Given request
Reply with one number: the count of lines in the listing that contain the string "Contains".

(Figure contents as structured data)
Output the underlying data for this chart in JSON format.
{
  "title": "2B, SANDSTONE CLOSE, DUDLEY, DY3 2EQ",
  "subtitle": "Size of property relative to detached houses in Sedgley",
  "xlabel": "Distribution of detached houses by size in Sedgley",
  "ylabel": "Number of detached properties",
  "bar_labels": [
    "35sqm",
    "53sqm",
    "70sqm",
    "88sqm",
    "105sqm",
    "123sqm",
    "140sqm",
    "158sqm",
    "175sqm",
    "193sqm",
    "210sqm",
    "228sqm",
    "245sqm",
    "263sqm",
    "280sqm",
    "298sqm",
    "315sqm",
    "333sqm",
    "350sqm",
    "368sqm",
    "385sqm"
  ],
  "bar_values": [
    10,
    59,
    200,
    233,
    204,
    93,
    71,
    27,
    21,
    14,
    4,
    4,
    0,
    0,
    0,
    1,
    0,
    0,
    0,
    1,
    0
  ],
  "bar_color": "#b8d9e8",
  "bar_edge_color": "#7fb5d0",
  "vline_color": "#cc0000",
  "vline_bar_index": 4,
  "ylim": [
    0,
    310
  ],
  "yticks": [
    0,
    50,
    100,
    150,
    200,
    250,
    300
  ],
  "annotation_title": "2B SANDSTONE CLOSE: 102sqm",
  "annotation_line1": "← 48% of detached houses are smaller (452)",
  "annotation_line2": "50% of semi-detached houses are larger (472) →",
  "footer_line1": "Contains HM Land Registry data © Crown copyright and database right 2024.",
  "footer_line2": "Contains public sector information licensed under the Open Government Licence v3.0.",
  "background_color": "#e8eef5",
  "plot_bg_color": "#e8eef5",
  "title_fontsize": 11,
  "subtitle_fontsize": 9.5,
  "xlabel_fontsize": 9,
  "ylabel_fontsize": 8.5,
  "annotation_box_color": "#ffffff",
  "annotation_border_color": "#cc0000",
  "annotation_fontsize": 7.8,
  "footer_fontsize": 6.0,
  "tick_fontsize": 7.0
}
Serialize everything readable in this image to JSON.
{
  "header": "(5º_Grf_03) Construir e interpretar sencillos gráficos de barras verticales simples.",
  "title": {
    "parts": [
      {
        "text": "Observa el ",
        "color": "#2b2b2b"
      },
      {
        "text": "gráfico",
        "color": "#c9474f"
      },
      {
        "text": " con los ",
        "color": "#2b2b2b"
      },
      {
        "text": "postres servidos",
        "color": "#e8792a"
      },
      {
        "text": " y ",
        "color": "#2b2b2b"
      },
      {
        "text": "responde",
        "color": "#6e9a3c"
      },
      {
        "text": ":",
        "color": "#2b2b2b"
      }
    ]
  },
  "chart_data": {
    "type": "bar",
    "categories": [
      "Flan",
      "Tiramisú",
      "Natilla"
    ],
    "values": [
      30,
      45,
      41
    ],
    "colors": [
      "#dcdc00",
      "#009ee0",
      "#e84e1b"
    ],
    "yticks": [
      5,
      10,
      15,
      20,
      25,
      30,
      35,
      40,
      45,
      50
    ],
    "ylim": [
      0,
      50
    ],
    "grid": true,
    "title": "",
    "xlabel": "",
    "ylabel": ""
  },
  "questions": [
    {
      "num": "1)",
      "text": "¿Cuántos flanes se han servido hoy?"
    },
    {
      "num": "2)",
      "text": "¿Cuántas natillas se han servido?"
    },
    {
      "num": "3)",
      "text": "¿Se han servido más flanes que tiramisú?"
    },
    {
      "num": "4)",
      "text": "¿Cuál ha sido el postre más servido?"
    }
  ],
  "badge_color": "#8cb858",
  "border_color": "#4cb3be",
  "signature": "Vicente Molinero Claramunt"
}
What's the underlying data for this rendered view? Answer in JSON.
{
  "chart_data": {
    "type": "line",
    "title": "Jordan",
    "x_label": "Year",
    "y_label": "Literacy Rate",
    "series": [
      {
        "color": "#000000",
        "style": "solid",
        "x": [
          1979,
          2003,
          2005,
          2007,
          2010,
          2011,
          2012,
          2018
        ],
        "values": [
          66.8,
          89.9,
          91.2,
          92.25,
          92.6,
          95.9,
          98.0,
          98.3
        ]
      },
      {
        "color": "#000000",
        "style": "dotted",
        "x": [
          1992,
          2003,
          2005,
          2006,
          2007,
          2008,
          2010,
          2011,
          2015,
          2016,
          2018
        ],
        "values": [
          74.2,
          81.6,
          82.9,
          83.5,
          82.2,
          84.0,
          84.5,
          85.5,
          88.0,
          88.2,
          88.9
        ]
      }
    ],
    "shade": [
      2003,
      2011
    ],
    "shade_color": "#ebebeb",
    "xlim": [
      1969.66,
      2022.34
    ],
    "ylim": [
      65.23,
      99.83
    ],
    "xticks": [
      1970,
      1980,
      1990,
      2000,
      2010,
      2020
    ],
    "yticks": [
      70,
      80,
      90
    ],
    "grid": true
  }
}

Exercise solution
2